Problem description » Each line in the entries below that holds the string "Domů" is to be listed.

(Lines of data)
— begin —

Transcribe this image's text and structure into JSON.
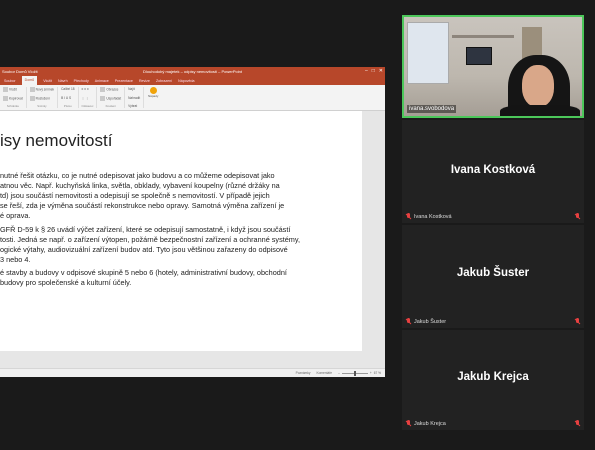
{
  "powerpoint": {
    "window_title": "Dlouhodobý majetek – odpisy nemovitostí – PowerPoint",
    "quick_access": "Soubor  Domů  Vložit",
    "tabs": [
      "Soubor",
      "Domů",
      "Vložit",
      "Návrh",
      "Přechody",
      "Animace",
      "Prezentace",
      "Revize",
      "Zobrazení",
      "Nápověda"
    ],
    "active_tab": "Domů",
    "ribbon": {
      "groups": [
        {
          "label": "Schránka",
          "rows": [
            "Vložit",
            "Kopírovat"
          ]
        },
        {
          "label": "Snímky",
          "rows": [
            "Nový snímek",
            "Rozložení"
          ]
        },
        {
          "label": "Písmo",
          "rows": [
            "Calibri  18",
            "B I U S"
          ]
        },
        {
          "label": "Odstavec",
          "rows": [
            "≡ ≡ ≡",
            "⋮ ⋮"
          ]
        },
        {
          "label": "Kreslení",
          "rows": [
            "Obrazce",
            "Uspořádat"
          ]
        },
        {
          "label": "Úpravy",
          "rows": [
            "Najít",
            "Nahradit",
            "Vybrat"
          ]
        }
      ],
      "design_ideas": "Nápady"
    },
    "slide": {
      "title": "isy nemovitostí",
      "paragraphs": [
        {
          "lines": [
            "nutné řešit otázku, co je nutné odepisovat jako budovu a co můžeme odepisovat jako",
            "atnou věc.  Např. kuchyňská linka, světla, obklady, vybavení koupelny (různé držáky na",
            "td) jsou součástí nemovitosti a odepisují se společně s nemovitostí. V případě jejich",
            "se řeší, zda je výměna součástí rekonstrukce nebo opravy. Samotná výměna zařízení je",
            "é oprava."
          ]
        },
        {
          "lines": [
            "GFŘ D-59 k § 26 uvádí výčet zařízení, které se odepisují samostatně, i když jsou součástí",
            "tosti. Jedná se např. o zařízení výtopen, požárně bezpečnostní zařízení a ochranné systémy,",
            "ogické výtahy, audiovizuální zařízení budov atd. Tyto jsou většinou zařazeny do odpisové",
            " 3 nebo 4."
          ]
        },
        {
          "lines": [
            "é stavby a budovy v odpisové skupině 5 nebo 6 (hotely, administrativní budovy, obchodní",
            "budovy pro společenské a kulturní účely."
          ]
        }
      ]
    },
    "statusbar": {
      "notes": "Poznámky",
      "comments": "Komentáře",
      "zoom": "67 %"
    }
  },
  "participants": [
    {
      "name": "ivana.svobodova",
      "type": "video"
    },
    {
      "name": "Ivana Kostková",
      "type": "avatar"
    },
    {
      "name": "Jakub Šuster",
      "type": "avatar"
    },
    {
      "name": "Jakub Krejca",
      "type": "avatar"
    }
  ],
  "colors": {
    "ppt_accent": "#b7472a",
    "active_speaker_border": "#4cc75a",
    "muted_mic": "#e84040",
    "background": "#1a1a1a"
  }
}
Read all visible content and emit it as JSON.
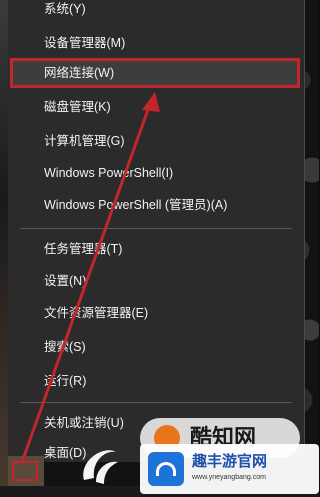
{
  "context_menu": {
    "items": [
      {
        "id": "system",
        "label": "系统(Y)"
      },
      {
        "id": "device-manager",
        "label": "设备管理器(M)"
      },
      {
        "id": "network-connections",
        "label": "网络连接(W)"
      },
      {
        "id": "disk-management",
        "label": "磁盘管理(K)"
      },
      {
        "id": "computer-management",
        "label": "计算机管理(G)"
      },
      {
        "id": "powershell",
        "label": "Windows PowerShell(I)"
      },
      {
        "id": "powershell-admin",
        "label": "Windows PowerShell (管理员)(A)"
      },
      {
        "id": "task-manager",
        "label": "任务管理器(T)"
      },
      {
        "id": "settings",
        "label": "设置(N)"
      },
      {
        "id": "file-explorer",
        "label": "文件资源管理器(E)"
      },
      {
        "id": "search",
        "label": "搜索(S)"
      },
      {
        "id": "run",
        "label": "运行(R)"
      },
      {
        "id": "shutdown",
        "label": "关机或注销(U)"
      },
      {
        "id": "desktop",
        "label": "桌面(D)"
      }
    ],
    "highlighted_item": "网络连接(W)"
  },
  "annotation": {
    "color": "#c0262c"
  },
  "watermarks": {
    "brand1": "酷知网",
    "brand2_title": "趣丰游官网",
    "brand2_url": "www.yneyangbang.com"
  }
}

— end —

Complete answer »
    "quick_access": "Soubor  Domů  Vložit",
      "Domů",
    "active_tab": "Domů",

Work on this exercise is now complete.